- Task to complete
Collect every line in the records below that contains the word "address".

----------------

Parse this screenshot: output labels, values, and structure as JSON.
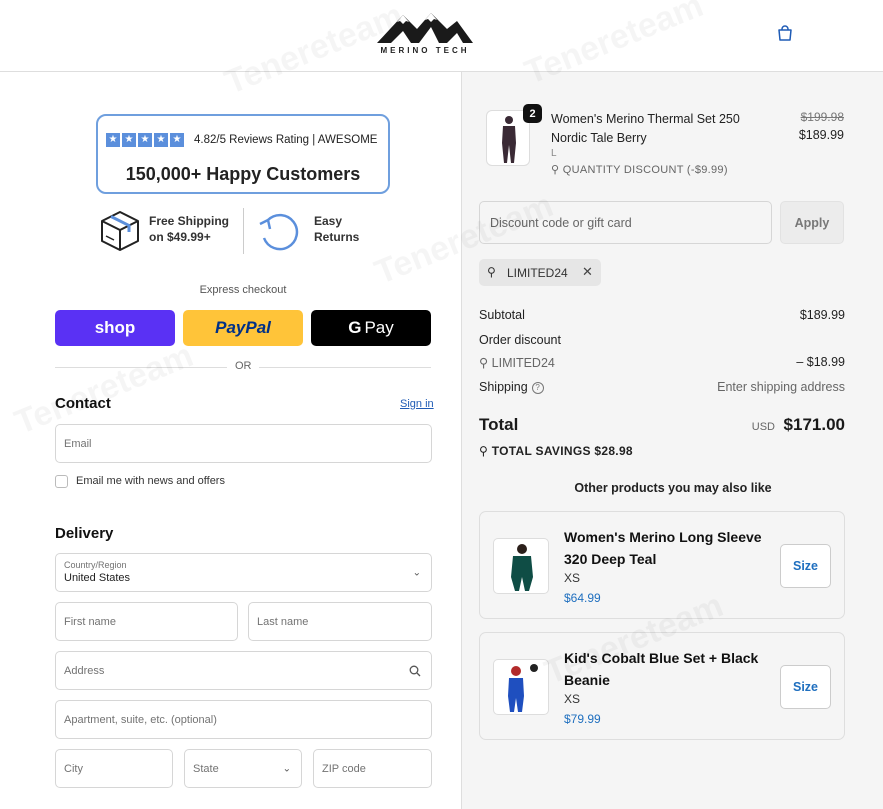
{
  "brand": {
    "name": "MERINO TECH"
  },
  "promo": {
    "rating": "4.82/5 Reviews Rating | AWESOME",
    "customers": "150,000+ Happy Customers",
    "shipping_line1": "Free Shipping",
    "shipping_line2": "on $49.99+",
    "returns_line1": "Easy",
    "returns_line2": "Returns"
  },
  "express": {
    "label": "Express checkout",
    "shop": "shop",
    "paypal": "PayPal",
    "gpay_g": "G",
    "gpay": "Pay",
    "or": "OR"
  },
  "contact": {
    "title": "Contact",
    "signin": "Sign in",
    "email_placeholder": "Email",
    "newsletter": "Email me with news and offers"
  },
  "delivery": {
    "title": "Delivery",
    "country_label": "Country/Region",
    "country_value": "United States",
    "first_name": "First name",
    "last_name": "Last name",
    "address": "Address",
    "apartment": "Apartment, suite, etc. (optional)",
    "city": "City",
    "state": "State",
    "zip": "ZIP code"
  },
  "cart": {
    "item": {
      "qty": "2",
      "name": "Women's Merino Thermal Set 250 Nordic Tale Berry",
      "variant": "L",
      "discount": "QUANTITY DISCOUNT (-$9.99)",
      "price_original": "$199.98",
      "price": "$189.99"
    },
    "discount_placeholder": "Discount code or gift card",
    "apply": "Apply",
    "code": "LIMITED24"
  },
  "summary": {
    "subtotal_label": "Subtotal",
    "subtotal_value": "$189.99",
    "order_discount_label": "Order discount",
    "discount_code": "LIMITED24",
    "discount_value": "– $18.99",
    "shipping_label": "Shipping",
    "shipping_value": "Enter shipping address",
    "total_label": "Total",
    "currency": "USD",
    "total_value": "$171.00",
    "savings": "TOTAL SAVINGS  $28.98"
  },
  "upsell": {
    "title": "Other products you may also like",
    "products": [
      {
        "name": "Women's Merino Long Sleeve 320 Deep Teal",
        "size": "XS",
        "price": "$64.99",
        "button": "Size"
      },
      {
        "name": "Kid's Cobalt Blue Set + Black Beanie",
        "size": "XS",
        "price": "$79.99",
        "button": "Size"
      }
    ]
  },
  "watermark": "Tenereteam",
  "colors": {
    "accent": "#1f6fbf",
    "shop": "#5a31f4",
    "paypal": "#ffc439",
    "rating_border": "#6f9fde"
  }
}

----------------

- Solution to the exercise
    "address": "Address",
    "shipping_value": "Enter shipping address",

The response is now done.